[Dataset records]
+--

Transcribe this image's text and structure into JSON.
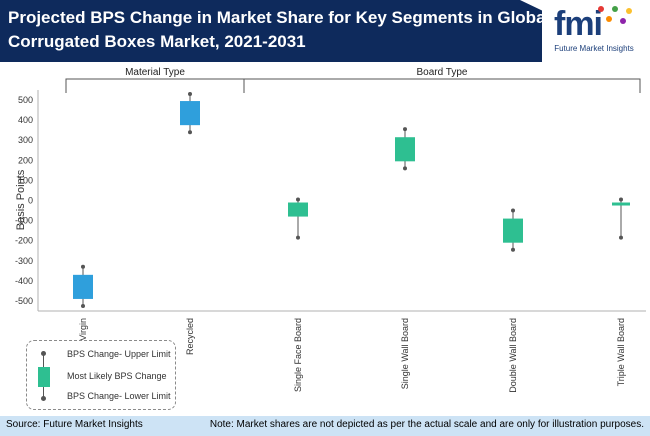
{
  "header": {
    "title_line1": "Projected BPS Change in Market Share for Key Segments in Global",
    "title_line2": "Corrugated Boxes Market, 2021-2031",
    "logo_text": "fmi",
    "logo_subtitle": "Future Market Insights"
  },
  "colors": {
    "header_bg": "#0e2a5c",
    "material": "#2f9fdc",
    "board": "#2ebf91",
    "footer_bg": "#cde3f5"
  },
  "legend": {
    "upper": "BPS Change- Upper Limit",
    "likely": "Most Likely BPS Change",
    "lower": "BPS Change- Lower Limit"
  },
  "footer": {
    "source": "Source: Future Market Insights",
    "note": "Note: Market shares are not depicted as per the actual scale and are only for illustration purposes."
  },
  "chart_data": {
    "type": "boxplot",
    "ylabel": "Basis Points",
    "ylim": [
      -550,
      550
    ],
    "yticks": [
      500,
      400,
      300,
      200,
      100,
      0,
      -100,
      -200,
      -300,
      -400,
      -500
    ],
    "groups": [
      {
        "label": "Material Type",
        "categories": [
          "Virgin",
          "Recycled"
        ]
      },
      {
        "label": "Board Type",
        "categories": [
          "Single Face Board",
          "Single Wall Board",
          "Double Wall Board",
          "Triple Wall Board"
        ]
      }
    ],
    "series": [
      {
        "category": "Virgin",
        "group": "Material Type",
        "lower": -525,
        "box_low": -490,
        "box_high": -370,
        "upper": -330
      },
      {
        "category": "Recycled",
        "group": "Material Type",
        "lower": 340,
        "box_low": 375,
        "box_high": 495,
        "upper": 530
      },
      {
        "category": "Single Face Board",
        "group": "Board Type",
        "lower": -185,
        "box_low": -80,
        "box_high": -10,
        "upper": 5
      },
      {
        "category": "Single Wall Board",
        "group": "Board Type",
        "lower": 160,
        "box_low": 195,
        "box_high": 315,
        "upper": 355
      },
      {
        "category": "Double Wall Board",
        "group": "Board Type",
        "lower": -245,
        "box_low": -210,
        "box_high": -90,
        "upper": -50
      },
      {
        "category": "Triple Wall Board",
        "group": "Board Type",
        "lower": -185,
        "box_low": -25,
        "box_high": -10,
        "upper": 5
      }
    ]
  }
}
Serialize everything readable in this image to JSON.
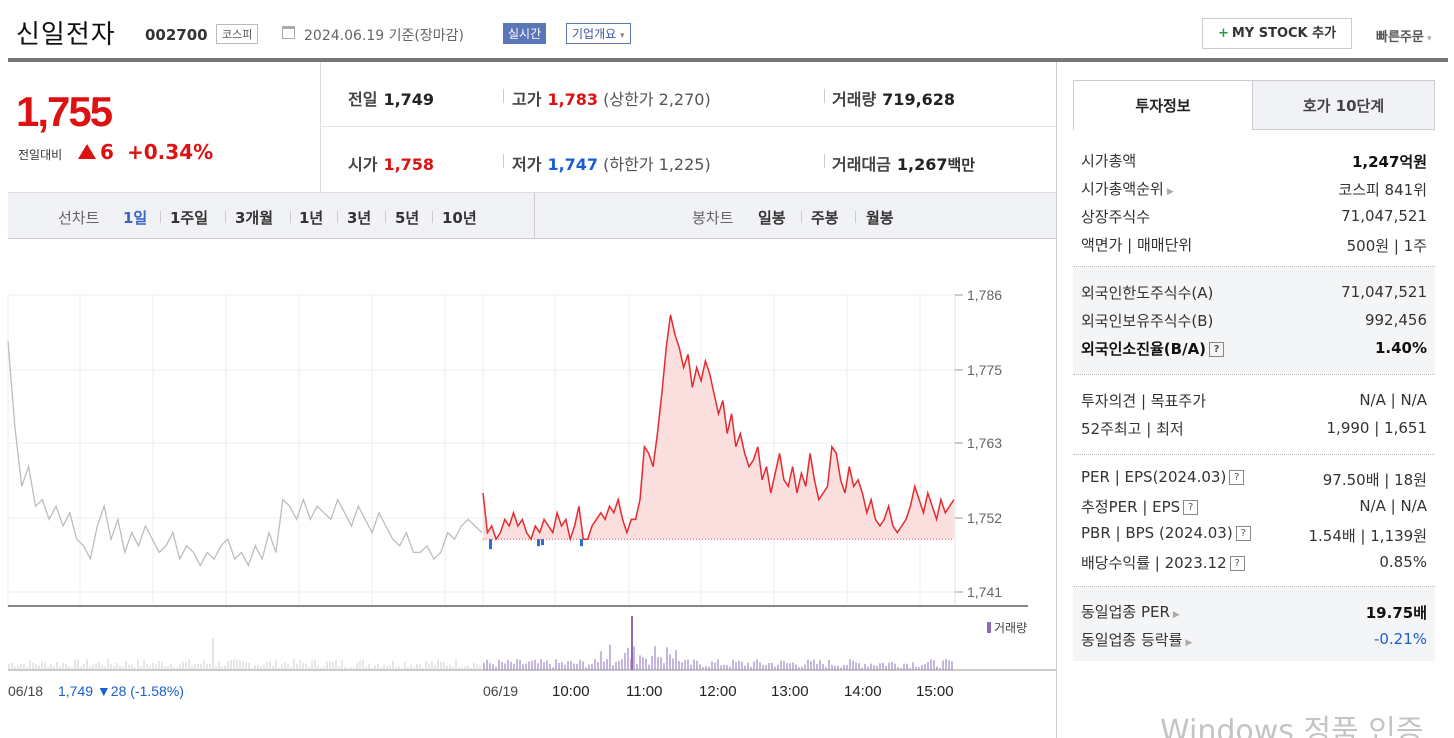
{
  "header": {
    "company": "신일전자",
    "code": "002700",
    "market": "코스피",
    "date": "2024.06.19 기준(장마감)",
    "realtime": "실시간",
    "overview": "기업개요",
    "mystock": "MY STOCK 추가",
    "quick_order": "빠른주문"
  },
  "price": {
    "current": "1,755",
    "change_label": "전일대비",
    "change": "6",
    "change_pct": "+0.34%"
  },
  "stats": {
    "prev_label": "전일",
    "prev": "1,749",
    "high_label": "고가",
    "high": "1,783",
    "upper_limit": "(상한가 2,270)",
    "volume_label": "거래량",
    "volume": "719,628",
    "open_label": "시가",
    "open": "1,758",
    "low_label": "저가",
    "low": "1,747",
    "lower_limit": "(하한가 1,225)",
    "amount_label": "거래대금",
    "amount": "1,267",
    "amount_unit": "백만"
  },
  "chart_tabs": {
    "line_label": "선차트",
    "line_periods": [
      "1일",
      "1주일",
      "3개월",
      "1년",
      "3년",
      "5년",
      "10년"
    ],
    "candle_label": "봉차트",
    "candle_periods": [
      "일봉",
      "주봉",
      "월봉"
    ]
  },
  "chart_data": {
    "type": "line",
    "y_ticks": [
      "1,786",
      "1,775",
      "1,763",
      "1,752",
      "1,741"
    ],
    "ylim": [
      1741,
      1786
    ],
    "x_ticks": [
      "06/18",
      "06/19",
      "10:00",
      "11:00",
      "12:00",
      "13:00",
      "14:00",
      "15:00"
    ],
    "prev_day_note": "1,749 ▼28 (-1.58%)",
    "volume_legend": "거래량",
    "reference_price": 1749,
    "prev_day_series": [
      1779,
      1766,
      1757,
      1760,
      1754,
      1755,
      1752,
      1754,
      1751,
      1753,
      1749,
      1748,
      1746,
      1751,
      1754,
      1749,
      1752,
      1747,
      1750,
      1748,
      1751,
      1749,
      1747,
      1748,
      1750,
      1746,
      1748,
      1747,
      1745,
      1747,
      1746,
      1748,
      1749,
      1746,
      1747,
      1745,
      1748,
      1746,
      1750,
      1747,
      1755,
      1754,
      1752,
      1755,
      1752,
      1754,
      1753,
      1752,
      1755,
      1753,
      1751,
      1754,
      1752,
      1750,
      1753,
      1751,
      1749,
      1748,
      1750,
      1747,
      1747,
      1748,
      1746,
      1747,
      1750,
      1749,
      1751,
      1752,
      1751,
      1750
    ],
    "today_series": [
      1756,
      1750,
      1751,
      1749,
      1750,
      1752,
      1751,
      1753,
      1751,
      1752,
      1750,
      1749,
      1751,
      1750,
      1752,
      1751,
      1750,
      1753,
      1751,
      1752,
      1749,
      1751,
      1754,
      1749,
      1749,
      1751,
      1752,
      1753,
      1752,
      1754,
      1753,
      1755,
      1752,
      1750,
      1752,
      1752,
      1755,
      1763,
      1762,
      1760,
      1765,
      1771,
      1778,
      1783,
      1780,
      1778,
      1775,
      1777,
      1772,
      1775,
      1773,
      1776,
      1774,
      1771,
      1768,
      1770,
      1765,
      1768,
      1763,
      1765,
      1762,
      1760,
      1761,
      1763,
      1758,
      1760,
      1756,
      1759,
      1762,
      1758,
      1757,
      1760,
      1756,
      1759,
      1757,
      1762,
      1758,
      1755,
      1756,
      1757,
      1763,
      1762,
      1758,
      1756,
      1760,
      1757,
      1758,
      1756,
      1753,
      1755,
      1752,
      1751,
      1752,
      1754,
      1751,
      1750,
      1751,
      1752,
      1754,
      1757,
      1755,
      1753,
      1756,
      1754,
      1752,
      1755,
      1753,
      1754,
      1755
    ]
  },
  "info_tabs": {
    "invest": "투자정보",
    "quote": "호가 10단계"
  },
  "info": {
    "sec1": [
      {
        "k": "시가총액",
        "v": "1,247억원"
      },
      {
        "k": "시가총액순위",
        "v": "코스피 841위"
      },
      {
        "k": "상장주식수",
        "v": "71,047,521"
      },
      {
        "k": "액면가 | 매매단위",
        "v": "500원 | 1주"
      }
    ],
    "sec2": [
      {
        "k": "외국인한도주식수(A)",
        "v": "71,047,521"
      },
      {
        "k": "외국인보유주식수(B)",
        "v": "992,456"
      },
      {
        "k": "외국인소진율(B/A)",
        "v": "1.40%"
      }
    ],
    "sec3": [
      {
        "k": "투자의견 | 목표주가",
        "v": "N/A | N/A"
      },
      {
        "k": "52주최고 | 최저",
        "v": "1,990 | 1,651"
      }
    ],
    "sec4": [
      {
        "k": "PER | EPS(2024.03)",
        "v": "97.50배 | 18원"
      },
      {
        "k": "추정PER | EPS",
        "v": "N/A | N/A"
      },
      {
        "k": "PBR | BPS (2024.03)",
        "v": "1.54배 | 1,139원"
      },
      {
        "k": "배당수익률 | 2023.12",
        "v": "0.85%"
      }
    ],
    "sec5": [
      {
        "k": "동일업종 PER",
        "v": "19.75배"
      },
      {
        "k": "동일업종 등락률",
        "v": "-0.21%"
      }
    ]
  },
  "watermark": "Windows 정품 인증"
}
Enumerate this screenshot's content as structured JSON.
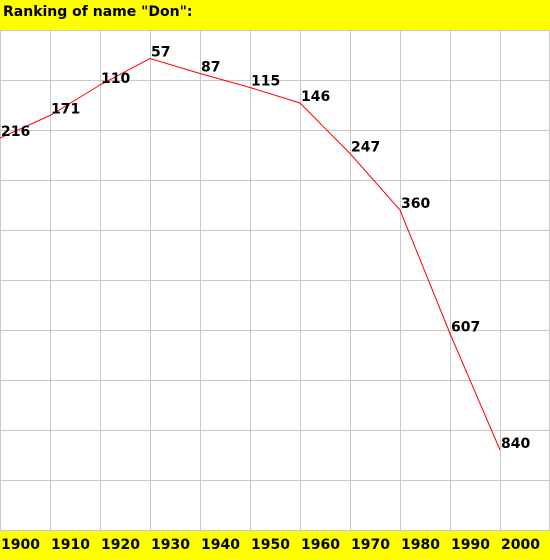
{
  "chart_data": {
    "type": "line",
    "title": "Ranking of name \"Don\":",
    "categories": [
      "1900",
      "1910",
      "1920",
      "1930",
      "1940",
      "1950",
      "1960",
      "1970",
      "1980",
      "1990",
      "2000"
    ],
    "values": [
      216,
      171,
      110,
      57,
      87,
      115,
      146,
      247,
      360,
      607,
      840
    ],
    "color": "#ff0000",
    "ylim": [
      0,
      1000
    ],
    "yinverted": true,
    "yticks": [
      0,
      100,
      200,
      300,
      400,
      500,
      600,
      700,
      800,
      900,
      1000
    ],
    "grid": true
  }
}
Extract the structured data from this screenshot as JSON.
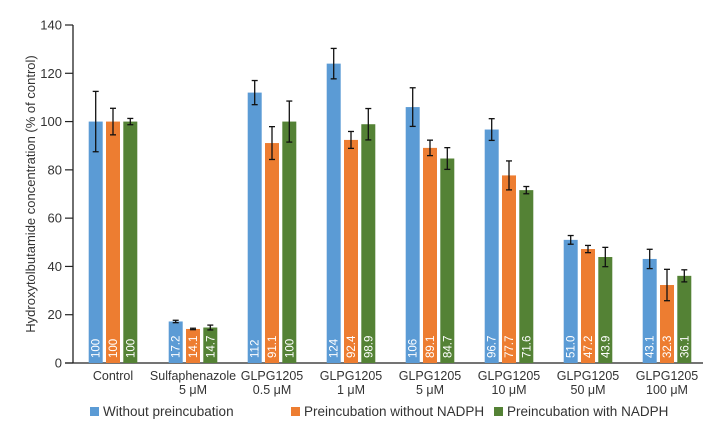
{
  "chart_data": {
    "type": "bar",
    "title": "",
    "xlabel": "",
    "ylabel": "Hydroxytolbutamide concentration (% of control)",
    "ylim": [
      0,
      140
    ],
    "yticks": [
      0,
      20,
      40,
      60,
      80,
      100,
      120,
      140
    ],
    "grid": false,
    "legend_position": "bottom",
    "categories": [
      [
        "Control"
      ],
      [
        "Sulfaphenazole",
        "5 μM"
      ],
      [
        "GLPG1205",
        "0.5 μM"
      ],
      [
        "GLPG1205",
        "1 μM"
      ],
      [
        "GLPG1205",
        "5 μM"
      ],
      [
        "GLPG1205",
        "10 μM"
      ],
      [
        "GLPG1205",
        "50 μM"
      ],
      [
        "GLPG1205",
        "100 μM"
      ]
    ],
    "series": [
      {
        "name": "Without preincubation",
        "color": "#5b9bd5",
        "values": [
          100,
          17.2,
          112,
          124,
          106,
          96.7,
          51.0,
          43.1
        ],
        "labels": [
          "100",
          "17.2",
          "112",
          "124",
          "106",
          "96.7",
          "51.0",
          "43.1"
        ],
        "errors": [
          12.5,
          0.5,
          5,
          6.3,
          8,
          4.5,
          1.8,
          4
        ]
      },
      {
        "name": "Preincubation without NADPH",
        "color": "#ed7d31",
        "values": [
          100,
          14.1,
          91.1,
          92.4,
          89.1,
          77.7,
          47.2,
          32.3
        ],
        "labels": [
          "100",
          "14.1",
          "91.1",
          "92.4",
          "89.1",
          "77.7",
          "47.2",
          "32.3"
        ],
        "errors": [
          5.5,
          0.3,
          6.8,
          3.5,
          3.2,
          6,
          1.5,
          6.5
        ]
      },
      {
        "name": "Preincubation with NADPH",
        "color": "#548235",
        "values": [
          100,
          14.7,
          100,
          98.9,
          84.7,
          71.6,
          43.9,
          36.1
        ],
        "labels": [
          "100",
          "14.7",
          "100",
          "98.9",
          "84.7",
          "71.6",
          "43.9",
          "36.1"
        ],
        "errors": [
          1.3,
          1,
          8.5,
          6.5,
          4.5,
          1.5,
          4,
          2.5
        ]
      }
    ]
  }
}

+--

* Written task
Go through the material and select each line with the string "Wall" in it.

* The solution
          "Single Wall Board",
          "Double Wall Board",
          "Triple Wall Board"
        "category": "Single Wall Board",
        "category": "Double Wall Board",
        "category": "Triple Wall Board",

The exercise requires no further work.